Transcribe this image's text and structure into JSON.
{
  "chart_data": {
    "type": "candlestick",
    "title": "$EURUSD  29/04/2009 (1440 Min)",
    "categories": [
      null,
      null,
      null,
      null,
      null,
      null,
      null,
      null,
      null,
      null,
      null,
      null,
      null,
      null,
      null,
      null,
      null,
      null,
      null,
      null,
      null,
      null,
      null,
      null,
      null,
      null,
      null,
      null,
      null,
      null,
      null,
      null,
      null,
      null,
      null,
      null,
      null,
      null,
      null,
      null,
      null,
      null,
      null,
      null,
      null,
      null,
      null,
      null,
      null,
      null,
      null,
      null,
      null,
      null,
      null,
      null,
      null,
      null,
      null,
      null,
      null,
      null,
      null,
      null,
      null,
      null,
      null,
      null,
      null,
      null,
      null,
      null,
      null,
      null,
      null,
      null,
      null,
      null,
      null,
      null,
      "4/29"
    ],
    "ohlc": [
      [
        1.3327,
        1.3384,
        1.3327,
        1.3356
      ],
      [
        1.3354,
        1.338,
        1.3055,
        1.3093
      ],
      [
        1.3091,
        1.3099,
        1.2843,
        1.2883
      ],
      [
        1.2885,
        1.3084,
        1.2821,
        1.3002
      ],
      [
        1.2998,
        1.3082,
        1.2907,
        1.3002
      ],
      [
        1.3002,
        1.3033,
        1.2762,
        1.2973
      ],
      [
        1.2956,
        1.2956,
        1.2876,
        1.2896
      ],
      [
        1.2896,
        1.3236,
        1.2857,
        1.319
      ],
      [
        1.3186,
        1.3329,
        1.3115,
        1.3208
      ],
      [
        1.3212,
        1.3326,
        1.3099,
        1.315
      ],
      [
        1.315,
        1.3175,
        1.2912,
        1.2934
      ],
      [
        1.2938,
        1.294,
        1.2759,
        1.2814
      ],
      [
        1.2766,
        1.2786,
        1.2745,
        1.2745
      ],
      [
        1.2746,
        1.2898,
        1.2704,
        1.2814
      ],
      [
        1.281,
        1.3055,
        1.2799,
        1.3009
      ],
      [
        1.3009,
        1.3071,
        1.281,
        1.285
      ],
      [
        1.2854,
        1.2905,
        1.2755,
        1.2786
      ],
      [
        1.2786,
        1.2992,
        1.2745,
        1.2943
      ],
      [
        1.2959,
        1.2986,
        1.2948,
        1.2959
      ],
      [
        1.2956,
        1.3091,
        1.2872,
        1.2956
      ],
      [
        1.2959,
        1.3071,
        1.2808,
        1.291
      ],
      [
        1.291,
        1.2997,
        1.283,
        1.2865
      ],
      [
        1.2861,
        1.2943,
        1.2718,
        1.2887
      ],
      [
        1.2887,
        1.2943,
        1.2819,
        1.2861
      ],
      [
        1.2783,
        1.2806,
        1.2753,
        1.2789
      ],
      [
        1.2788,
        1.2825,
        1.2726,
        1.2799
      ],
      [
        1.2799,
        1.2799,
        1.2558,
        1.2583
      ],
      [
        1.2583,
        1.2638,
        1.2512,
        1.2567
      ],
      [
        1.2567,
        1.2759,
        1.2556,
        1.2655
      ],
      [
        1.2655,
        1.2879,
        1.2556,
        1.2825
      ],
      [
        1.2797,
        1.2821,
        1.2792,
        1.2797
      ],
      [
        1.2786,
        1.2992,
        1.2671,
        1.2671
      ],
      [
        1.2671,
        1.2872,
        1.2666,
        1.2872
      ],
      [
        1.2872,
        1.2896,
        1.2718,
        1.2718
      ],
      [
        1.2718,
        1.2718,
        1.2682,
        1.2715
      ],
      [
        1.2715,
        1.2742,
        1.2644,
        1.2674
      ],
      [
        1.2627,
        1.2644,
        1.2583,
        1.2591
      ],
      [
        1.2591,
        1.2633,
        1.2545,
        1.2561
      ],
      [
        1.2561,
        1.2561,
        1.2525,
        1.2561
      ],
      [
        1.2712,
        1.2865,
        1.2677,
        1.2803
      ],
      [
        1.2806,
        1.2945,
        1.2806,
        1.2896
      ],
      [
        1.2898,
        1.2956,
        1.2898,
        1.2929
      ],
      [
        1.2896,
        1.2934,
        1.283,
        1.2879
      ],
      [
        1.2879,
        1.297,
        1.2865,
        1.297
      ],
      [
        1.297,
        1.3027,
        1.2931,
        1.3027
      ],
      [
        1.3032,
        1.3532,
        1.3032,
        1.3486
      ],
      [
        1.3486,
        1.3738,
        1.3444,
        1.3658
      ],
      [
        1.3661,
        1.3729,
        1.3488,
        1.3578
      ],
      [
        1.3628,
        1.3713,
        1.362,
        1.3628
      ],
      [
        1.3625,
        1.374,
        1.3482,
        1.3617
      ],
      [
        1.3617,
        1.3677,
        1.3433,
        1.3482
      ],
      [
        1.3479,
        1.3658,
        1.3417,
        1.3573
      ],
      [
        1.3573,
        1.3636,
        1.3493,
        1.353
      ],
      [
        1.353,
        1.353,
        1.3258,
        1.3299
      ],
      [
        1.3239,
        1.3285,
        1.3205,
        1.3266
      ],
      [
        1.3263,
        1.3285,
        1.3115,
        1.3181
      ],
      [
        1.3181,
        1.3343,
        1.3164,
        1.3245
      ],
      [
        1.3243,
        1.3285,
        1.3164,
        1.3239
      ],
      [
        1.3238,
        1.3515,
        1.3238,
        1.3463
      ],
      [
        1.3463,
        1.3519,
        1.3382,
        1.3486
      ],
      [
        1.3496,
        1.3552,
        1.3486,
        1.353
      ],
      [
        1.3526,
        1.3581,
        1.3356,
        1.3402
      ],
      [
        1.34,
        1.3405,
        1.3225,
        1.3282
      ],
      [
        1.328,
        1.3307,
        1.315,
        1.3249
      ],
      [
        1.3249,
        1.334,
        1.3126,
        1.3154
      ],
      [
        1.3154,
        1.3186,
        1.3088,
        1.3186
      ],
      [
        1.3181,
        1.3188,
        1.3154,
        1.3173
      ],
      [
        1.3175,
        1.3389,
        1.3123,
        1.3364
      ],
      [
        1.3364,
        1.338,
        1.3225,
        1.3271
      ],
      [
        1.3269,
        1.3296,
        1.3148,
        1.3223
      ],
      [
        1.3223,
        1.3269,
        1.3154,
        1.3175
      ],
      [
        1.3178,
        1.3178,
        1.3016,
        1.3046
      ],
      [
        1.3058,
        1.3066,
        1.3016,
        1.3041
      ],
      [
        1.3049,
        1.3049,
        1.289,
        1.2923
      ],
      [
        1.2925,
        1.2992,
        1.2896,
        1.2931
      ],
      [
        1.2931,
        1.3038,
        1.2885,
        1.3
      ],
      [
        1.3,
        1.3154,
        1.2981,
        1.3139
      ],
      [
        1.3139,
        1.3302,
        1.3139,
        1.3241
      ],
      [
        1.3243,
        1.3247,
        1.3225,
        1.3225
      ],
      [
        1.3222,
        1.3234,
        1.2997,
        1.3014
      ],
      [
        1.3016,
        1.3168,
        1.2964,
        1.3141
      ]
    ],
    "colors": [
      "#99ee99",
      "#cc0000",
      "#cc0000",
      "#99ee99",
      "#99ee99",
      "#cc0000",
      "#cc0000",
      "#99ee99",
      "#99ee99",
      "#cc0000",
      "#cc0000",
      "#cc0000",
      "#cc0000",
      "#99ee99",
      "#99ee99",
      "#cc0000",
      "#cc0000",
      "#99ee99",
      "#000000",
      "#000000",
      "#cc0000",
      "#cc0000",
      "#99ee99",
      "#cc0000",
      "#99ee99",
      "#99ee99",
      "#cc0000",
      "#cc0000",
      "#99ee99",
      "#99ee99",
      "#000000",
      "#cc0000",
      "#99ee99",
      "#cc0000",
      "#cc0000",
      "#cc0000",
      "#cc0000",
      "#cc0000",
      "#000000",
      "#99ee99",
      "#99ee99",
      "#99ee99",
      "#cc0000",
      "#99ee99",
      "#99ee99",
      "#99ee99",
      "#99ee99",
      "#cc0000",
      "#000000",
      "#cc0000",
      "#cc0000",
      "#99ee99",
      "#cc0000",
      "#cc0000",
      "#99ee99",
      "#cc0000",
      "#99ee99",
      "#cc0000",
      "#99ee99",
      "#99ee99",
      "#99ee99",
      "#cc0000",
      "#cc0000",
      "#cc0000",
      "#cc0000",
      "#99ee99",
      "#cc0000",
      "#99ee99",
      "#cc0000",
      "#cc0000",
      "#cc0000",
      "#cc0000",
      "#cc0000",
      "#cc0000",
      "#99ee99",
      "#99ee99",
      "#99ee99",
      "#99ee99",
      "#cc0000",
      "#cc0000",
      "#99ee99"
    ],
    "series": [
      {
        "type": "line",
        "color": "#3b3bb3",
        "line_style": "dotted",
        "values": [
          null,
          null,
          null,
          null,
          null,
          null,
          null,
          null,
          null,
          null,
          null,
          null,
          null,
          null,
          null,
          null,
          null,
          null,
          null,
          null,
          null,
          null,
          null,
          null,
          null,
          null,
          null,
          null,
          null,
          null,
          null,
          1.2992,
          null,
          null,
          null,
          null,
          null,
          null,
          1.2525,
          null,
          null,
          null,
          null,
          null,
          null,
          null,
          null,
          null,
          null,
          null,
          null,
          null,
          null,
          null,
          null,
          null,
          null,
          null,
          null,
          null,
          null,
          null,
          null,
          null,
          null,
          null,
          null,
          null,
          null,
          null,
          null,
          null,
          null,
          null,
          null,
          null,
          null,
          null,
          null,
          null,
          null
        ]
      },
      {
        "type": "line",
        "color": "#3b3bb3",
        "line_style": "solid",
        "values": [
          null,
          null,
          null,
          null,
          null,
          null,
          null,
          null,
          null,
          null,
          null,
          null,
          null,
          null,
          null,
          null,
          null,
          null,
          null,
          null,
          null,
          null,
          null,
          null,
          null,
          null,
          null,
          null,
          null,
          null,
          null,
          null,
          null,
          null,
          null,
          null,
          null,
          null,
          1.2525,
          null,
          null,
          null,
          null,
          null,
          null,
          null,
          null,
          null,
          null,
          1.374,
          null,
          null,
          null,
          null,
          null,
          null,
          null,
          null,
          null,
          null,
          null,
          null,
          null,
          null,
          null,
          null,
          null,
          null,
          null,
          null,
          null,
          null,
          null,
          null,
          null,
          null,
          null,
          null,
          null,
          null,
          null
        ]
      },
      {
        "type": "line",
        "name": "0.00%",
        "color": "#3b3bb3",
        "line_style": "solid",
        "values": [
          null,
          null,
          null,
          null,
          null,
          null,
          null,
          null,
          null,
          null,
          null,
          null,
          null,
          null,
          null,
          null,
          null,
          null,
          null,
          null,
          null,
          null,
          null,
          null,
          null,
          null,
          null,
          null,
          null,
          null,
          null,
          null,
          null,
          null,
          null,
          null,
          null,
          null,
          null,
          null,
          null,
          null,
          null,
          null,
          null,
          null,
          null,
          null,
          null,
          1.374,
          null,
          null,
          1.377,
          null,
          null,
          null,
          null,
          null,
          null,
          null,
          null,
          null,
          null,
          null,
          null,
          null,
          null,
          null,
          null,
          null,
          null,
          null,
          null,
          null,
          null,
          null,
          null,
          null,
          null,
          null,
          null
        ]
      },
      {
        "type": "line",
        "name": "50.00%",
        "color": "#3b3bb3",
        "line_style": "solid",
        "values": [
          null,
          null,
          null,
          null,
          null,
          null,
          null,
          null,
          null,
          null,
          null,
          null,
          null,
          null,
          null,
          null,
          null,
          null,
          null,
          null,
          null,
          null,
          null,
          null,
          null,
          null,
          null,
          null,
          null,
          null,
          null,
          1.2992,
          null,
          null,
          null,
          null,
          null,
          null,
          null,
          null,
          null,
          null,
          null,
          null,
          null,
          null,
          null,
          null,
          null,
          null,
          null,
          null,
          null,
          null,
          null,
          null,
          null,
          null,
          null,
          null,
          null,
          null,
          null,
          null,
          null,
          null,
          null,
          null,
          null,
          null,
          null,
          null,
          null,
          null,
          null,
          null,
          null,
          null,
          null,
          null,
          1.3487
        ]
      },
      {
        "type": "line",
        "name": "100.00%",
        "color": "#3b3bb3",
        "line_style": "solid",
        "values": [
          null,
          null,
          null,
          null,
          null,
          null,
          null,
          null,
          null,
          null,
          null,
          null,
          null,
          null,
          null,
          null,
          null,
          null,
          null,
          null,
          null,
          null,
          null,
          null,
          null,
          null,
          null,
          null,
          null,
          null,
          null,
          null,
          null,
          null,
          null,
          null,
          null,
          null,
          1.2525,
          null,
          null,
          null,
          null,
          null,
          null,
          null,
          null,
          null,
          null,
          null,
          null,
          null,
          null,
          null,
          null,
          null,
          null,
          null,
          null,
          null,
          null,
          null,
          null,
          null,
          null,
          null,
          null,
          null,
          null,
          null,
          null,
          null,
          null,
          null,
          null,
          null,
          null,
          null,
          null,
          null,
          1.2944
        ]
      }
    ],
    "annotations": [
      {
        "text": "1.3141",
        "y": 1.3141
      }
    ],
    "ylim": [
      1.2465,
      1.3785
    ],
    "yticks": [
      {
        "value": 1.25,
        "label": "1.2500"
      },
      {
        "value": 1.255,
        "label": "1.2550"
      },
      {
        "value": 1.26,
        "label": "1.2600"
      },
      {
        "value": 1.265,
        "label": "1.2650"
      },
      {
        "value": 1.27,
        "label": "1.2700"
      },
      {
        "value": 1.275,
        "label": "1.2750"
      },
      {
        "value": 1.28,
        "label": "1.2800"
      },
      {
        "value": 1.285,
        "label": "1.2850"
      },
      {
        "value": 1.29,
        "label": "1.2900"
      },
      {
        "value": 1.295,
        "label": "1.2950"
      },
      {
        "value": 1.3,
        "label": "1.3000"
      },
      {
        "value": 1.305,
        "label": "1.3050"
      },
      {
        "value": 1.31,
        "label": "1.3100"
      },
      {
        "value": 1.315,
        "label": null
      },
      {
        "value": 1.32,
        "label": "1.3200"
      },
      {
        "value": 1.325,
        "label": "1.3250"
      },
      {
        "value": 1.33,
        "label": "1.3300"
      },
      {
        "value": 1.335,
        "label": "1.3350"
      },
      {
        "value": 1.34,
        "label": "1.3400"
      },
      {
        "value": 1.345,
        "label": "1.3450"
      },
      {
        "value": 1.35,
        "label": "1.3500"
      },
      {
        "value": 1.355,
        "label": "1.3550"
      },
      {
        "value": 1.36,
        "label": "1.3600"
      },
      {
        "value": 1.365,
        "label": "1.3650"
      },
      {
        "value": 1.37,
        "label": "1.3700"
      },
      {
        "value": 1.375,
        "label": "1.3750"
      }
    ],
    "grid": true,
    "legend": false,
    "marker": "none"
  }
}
= = = = =
**JOB**
Where a line above contains the word "text", copy that line.

**THE COMPLETED TASK**
Transcribe this image's text and structure into JSON.
        "text": "1.3141",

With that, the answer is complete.